● **DATASET**:
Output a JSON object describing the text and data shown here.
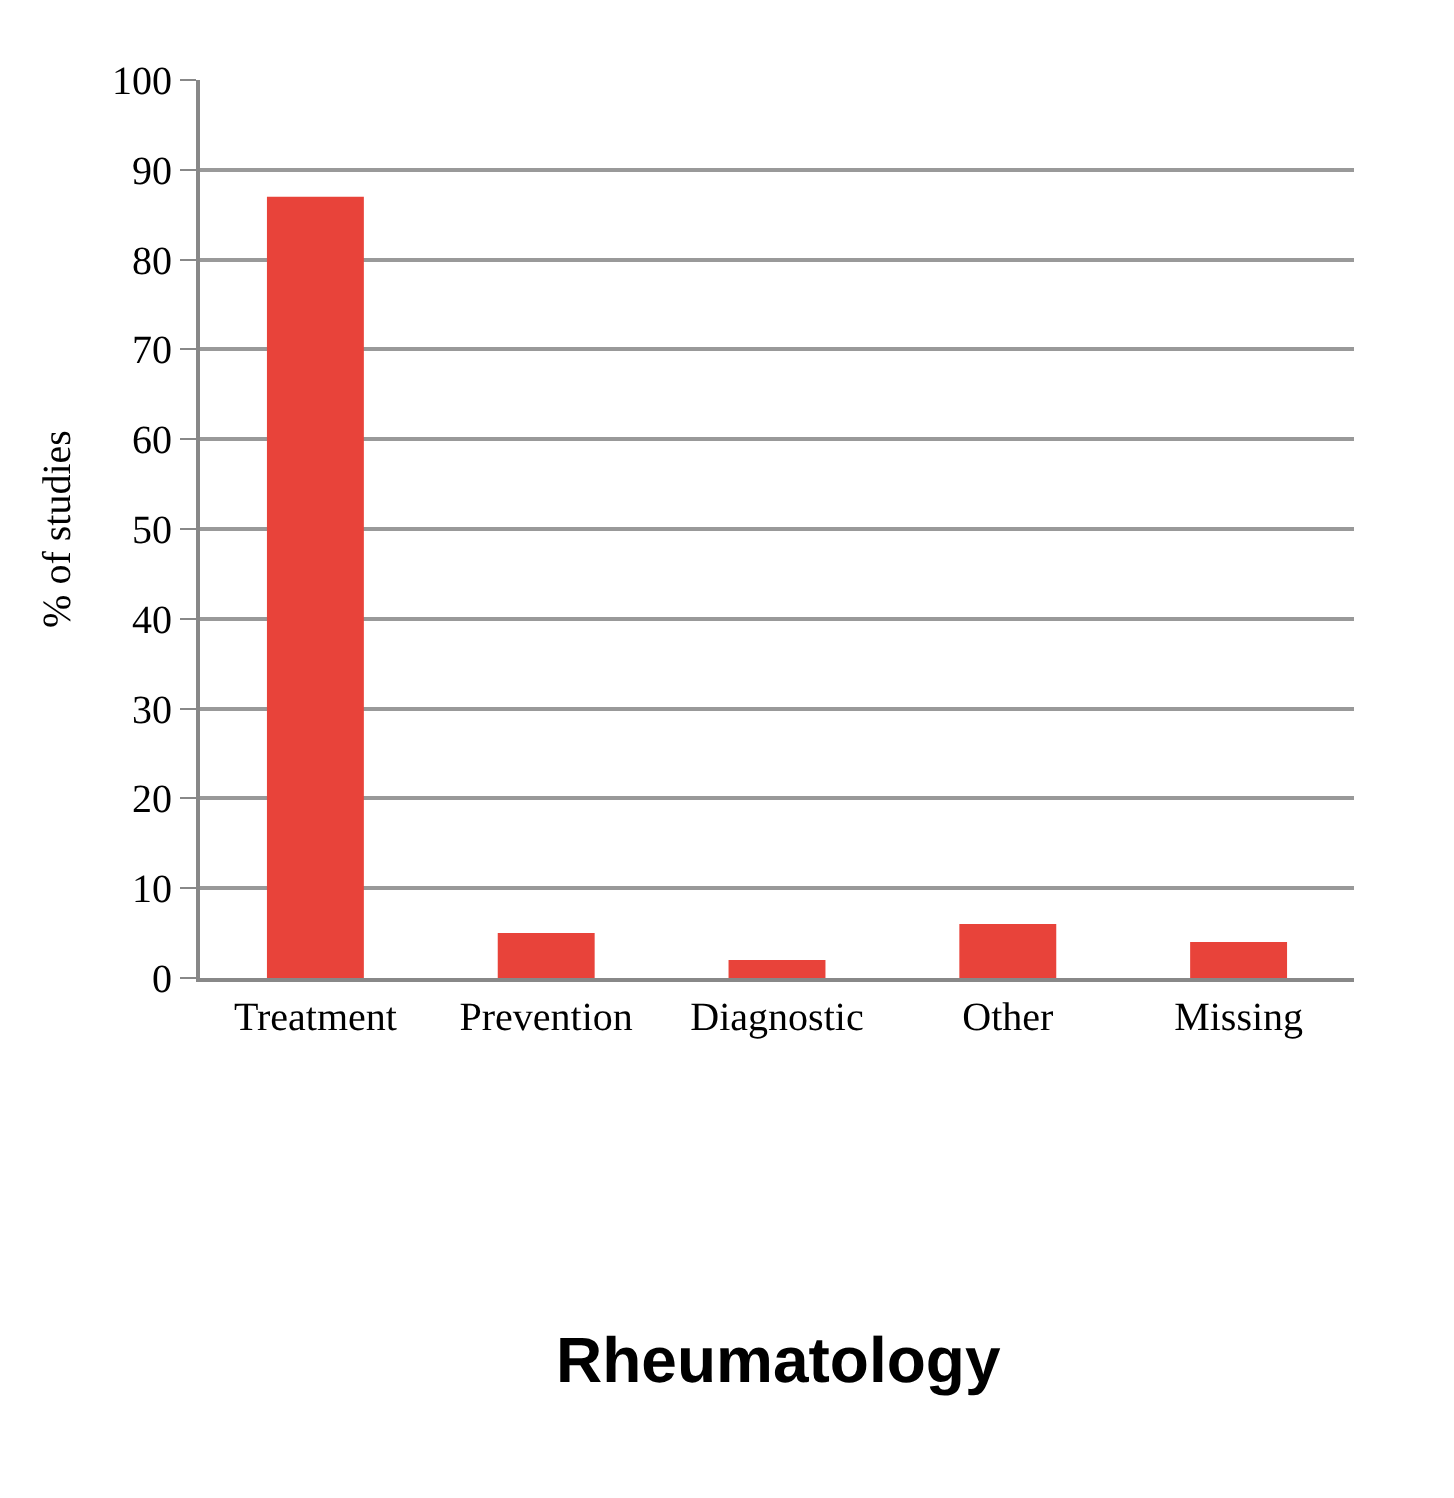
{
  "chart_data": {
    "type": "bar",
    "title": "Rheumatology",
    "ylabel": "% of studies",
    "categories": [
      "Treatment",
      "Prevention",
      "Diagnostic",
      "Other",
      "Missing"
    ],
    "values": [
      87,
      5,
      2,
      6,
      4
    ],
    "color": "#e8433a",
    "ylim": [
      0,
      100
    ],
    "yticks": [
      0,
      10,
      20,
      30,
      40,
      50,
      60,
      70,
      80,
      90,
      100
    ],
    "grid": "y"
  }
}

● **EXERCISE**: Output the full set of records above without changing a word, and drop the images.

● **RESPONSE FOR THIS EXERCISE**:
Output a JSON object describing the text and data shown here.
{
  "chart_data": {
    "type": "bar",
    "title": "Rheumatology",
    "ylabel": "% of studies",
    "categories": [
      "Treatment",
      "Prevention",
      "Diagnostic",
      "Other",
      "Missing"
    ],
    "values": [
      87,
      5,
      2,
      6,
      4
    ],
    "color": "#e8433a",
    "ylim": [
      0,
      100
    ],
    "yticks": [
      0,
      10,
      20,
      30,
      40,
      50,
      60,
      70,
      80,
      90,
      100
    ],
    "grid": "y"
  }
}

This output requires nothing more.